• _AIM_:
Could you give the data below again, exactly and completely?

# RECORDED DATA start

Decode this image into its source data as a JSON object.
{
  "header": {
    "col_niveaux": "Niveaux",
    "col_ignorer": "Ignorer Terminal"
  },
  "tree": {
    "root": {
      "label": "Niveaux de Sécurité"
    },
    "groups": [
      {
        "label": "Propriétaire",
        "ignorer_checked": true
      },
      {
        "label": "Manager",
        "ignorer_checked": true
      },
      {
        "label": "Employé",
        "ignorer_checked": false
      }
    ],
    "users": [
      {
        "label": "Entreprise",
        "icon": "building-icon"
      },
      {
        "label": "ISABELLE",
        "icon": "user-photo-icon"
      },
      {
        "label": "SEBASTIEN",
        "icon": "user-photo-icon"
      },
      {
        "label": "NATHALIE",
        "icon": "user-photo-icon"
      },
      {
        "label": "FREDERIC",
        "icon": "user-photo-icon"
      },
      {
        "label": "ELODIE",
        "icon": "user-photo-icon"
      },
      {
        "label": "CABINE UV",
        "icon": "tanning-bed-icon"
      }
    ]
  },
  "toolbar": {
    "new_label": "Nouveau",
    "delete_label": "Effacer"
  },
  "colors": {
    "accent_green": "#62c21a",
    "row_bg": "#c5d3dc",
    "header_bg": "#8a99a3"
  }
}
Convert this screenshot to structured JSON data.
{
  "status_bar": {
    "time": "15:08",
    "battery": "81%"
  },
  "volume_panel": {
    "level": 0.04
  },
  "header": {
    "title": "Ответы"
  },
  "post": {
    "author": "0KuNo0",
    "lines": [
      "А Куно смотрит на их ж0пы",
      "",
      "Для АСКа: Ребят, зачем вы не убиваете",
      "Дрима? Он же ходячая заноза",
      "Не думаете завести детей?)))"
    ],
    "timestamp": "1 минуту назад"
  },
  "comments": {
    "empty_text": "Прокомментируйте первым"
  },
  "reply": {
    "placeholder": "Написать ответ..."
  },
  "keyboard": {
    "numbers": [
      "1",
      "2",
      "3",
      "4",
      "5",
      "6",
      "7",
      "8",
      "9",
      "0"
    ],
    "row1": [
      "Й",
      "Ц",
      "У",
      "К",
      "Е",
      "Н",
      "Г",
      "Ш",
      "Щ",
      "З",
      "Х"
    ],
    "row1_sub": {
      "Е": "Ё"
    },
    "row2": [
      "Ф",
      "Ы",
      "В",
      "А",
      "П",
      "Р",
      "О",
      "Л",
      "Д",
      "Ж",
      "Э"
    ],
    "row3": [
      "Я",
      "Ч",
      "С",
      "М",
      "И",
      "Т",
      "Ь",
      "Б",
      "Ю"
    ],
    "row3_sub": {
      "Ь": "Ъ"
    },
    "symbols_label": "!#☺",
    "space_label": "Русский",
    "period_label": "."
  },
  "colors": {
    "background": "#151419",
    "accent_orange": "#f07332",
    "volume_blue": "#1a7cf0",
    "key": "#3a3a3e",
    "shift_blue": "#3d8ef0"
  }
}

# RECORDED DATA end

• _CORRECT RESPONSE_:
Decode this image into its source data as a JSON object.
{
  "header": {
    "col_niveaux": "Niveaux",
    "col_ignorer": "Ignorer Terminal"
  },
  "tree": {
    "root": {
      "label": "Niveaux de Sécurité"
    },
    "groups": [
      {
        "label": "Propriétaire",
        "ignorer_checked": true
      },
      {
        "label": "Manager",
        "ignorer_checked": true
      },
      {
        "label": "Employé",
        "ignorer_checked": false
      }
    ],
    "users": [
      {
        "label": "Entreprise",
        "icon": "building-icon"
      },
      {
        "label": "ISABELLE",
        "icon": "user-photo-icon"
      },
      {
        "label": "SEBASTIEN",
        "icon": "user-photo-icon"
      },
      {
        "label": "NATHALIE",
        "icon": "user-photo-icon"
      },
      {
        "label": "FREDERIC",
        "icon": "user-photo-icon"
      },
      {
        "label": "ELODIE",
        "icon": "user-photo-icon"
      },
      {
        "label": "CABINE UV",
        "icon": "tanning-bed-icon"
      }
    ]
  },
  "toolbar": {
    "new_label": "Nouveau",
    "delete_label": "Effacer"
  },
  "colors": {
    "accent_green": "#62c21a",
    "row_bg": "#c5d3dc",
    "header_bg": "#8a99a3"
  }
}
Convert this screenshot to structured JSON data.
{
  "status_bar": {
    "time": "15:08",
    "battery": "81%"
  },
  "volume_panel": {
    "level": 0.04
  },
  "header": {
    "title": "Ответы"
  },
  "post": {
    "author": "0KuNo0",
    "lines": [
      "А Куно смотрит на их ж0пы",
      "",
      "Для АСКа: Ребят, зачем вы не убиваете",
      "Дрима? Он же ходячая заноза",
      "Не думаете завести детей?)))"
    ],
    "timestamp": "1 минуту назад"
  },
  "comments": {
    "empty_text": "Прокомментируйте первым"
  },
  "reply": {
    "placeholder": "Написать ответ..."
  },
  "keyboard": {
    "numbers": [
      "1",
      "2",
      "3",
      "4",
      "5",
      "6",
      "7",
      "8",
      "9",
      "0"
    ],
    "row1": [
      "Й",
      "Ц",
      "У",
      "К",
      "Е",
      "Н",
      "Г",
      "Ш",
      "Щ",
      "З",
      "Х"
    ],
    "row1_sub": {
      "Е": "Ё"
    },
    "row2": [
      "Ф",
      "Ы",
      "В",
      "А",
      "П",
      "Р",
      "О",
      "Л",
      "Д",
      "Ж",
      "Э"
    ],
    "row3": [
      "Я",
      "Ч",
      "С",
      "М",
      "И",
      "Т",
      "Ь",
      "Б",
      "Ю"
    ],
    "row3_sub": {
      "Ь": "Ъ"
    },
    "symbols_label": "!#☺",
    "space_label": "Русский",
    "period_label": "."
  },
  "colors": {
    "background": "#151419",
    "accent_orange": "#f07332",
    "volume_blue": "#1a7cf0",
    "key": "#3a3a3e",
    "shift_blue": "#3d8ef0"
  }
}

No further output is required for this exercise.